§ **WRITTEN INSTRUCTION**
All the entries need to be quoted exactly, apart from the pictures, which you should drop.
-- start EXTRACTED RECORDS --
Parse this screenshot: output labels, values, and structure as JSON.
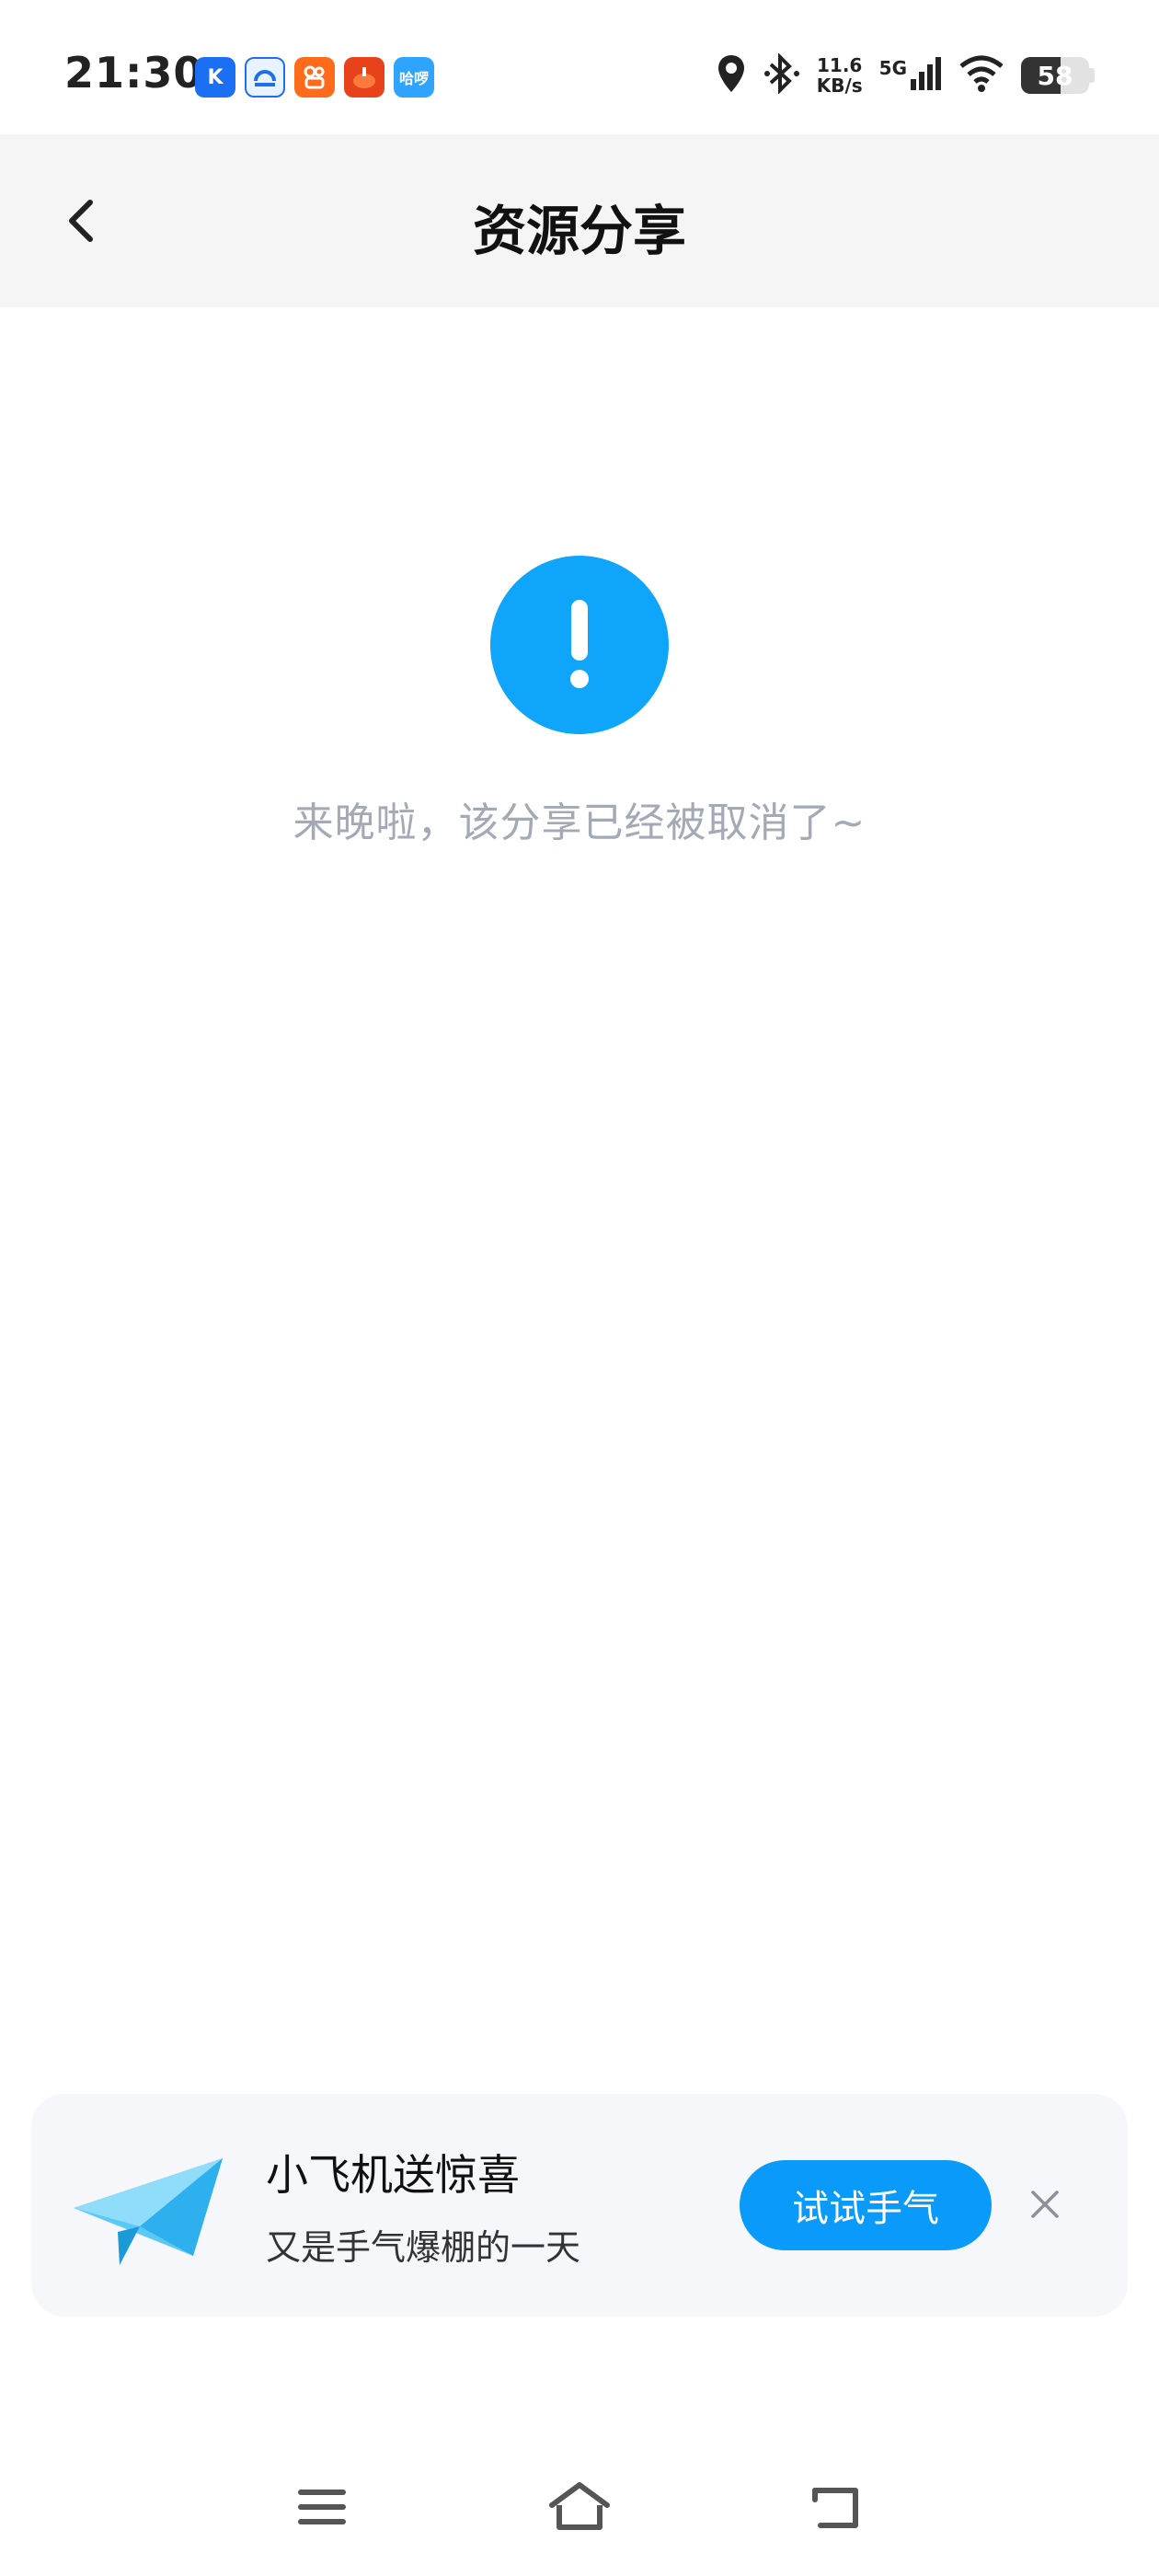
{
  "status_bar": {
    "time": "21:30",
    "net_speed_value": "11.6",
    "net_speed_unit": "KB/s",
    "network_type": "5G",
    "battery": "58",
    "battery_level": 0.58,
    "app_icons": [
      "k-icon",
      "bank-app-icon",
      "kuaishou-icon",
      "red-app-icon",
      "hello-app-icon"
    ],
    "app_icon_text": {
      "k": "K",
      "ha": "哈啰"
    }
  },
  "header": {
    "title": "资源分享"
  },
  "main": {
    "icon": "exclamation-icon",
    "icon_color": "#0ea5fa",
    "message": "来晚啦，该分享已经被取消了~"
  },
  "promo": {
    "title": "小飞机送惊喜",
    "subtitle": "又是手气爆棚的一天",
    "button_label": "试试手气",
    "button_color": "#0a9bfa"
  },
  "nav": {
    "items": [
      "menu-icon",
      "home-icon",
      "back-icon"
    ]
  }
}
-- end EXTRACTED RECORDS --
§ **RESULT**
Parse this screenshot: output labels, values, and structure as JSON.
{
  "status_bar": {
    "time": "21:30",
    "net_speed_value": "11.6",
    "net_speed_unit": "KB/s",
    "network_type": "5G",
    "battery": "58",
    "battery_level": 0.58,
    "app_icons": [
      "k-icon",
      "bank-app-icon",
      "kuaishou-icon",
      "red-app-icon",
      "hello-app-icon"
    ],
    "app_icon_text": {
      "k": "K",
      "ha": "哈啰"
    }
  },
  "header": {
    "title": "资源分享"
  },
  "main": {
    "icon": "exclamation-icon",
    "icon_color": "#0ea5fa",
    "message": "来晚啦，该分享已经被取消了~"
  },
  "promo": {
    "title": "小飞机送惊喜",
    "subtitle": "又是手气爆棚的一天",
    "button_label": "试试手气",
    "button_color": "#0a9bfa"
  },
  "nav": {
    "items": [
      "menu-icon",
      "home-icon",
      "back-icon"
    ]
  }
}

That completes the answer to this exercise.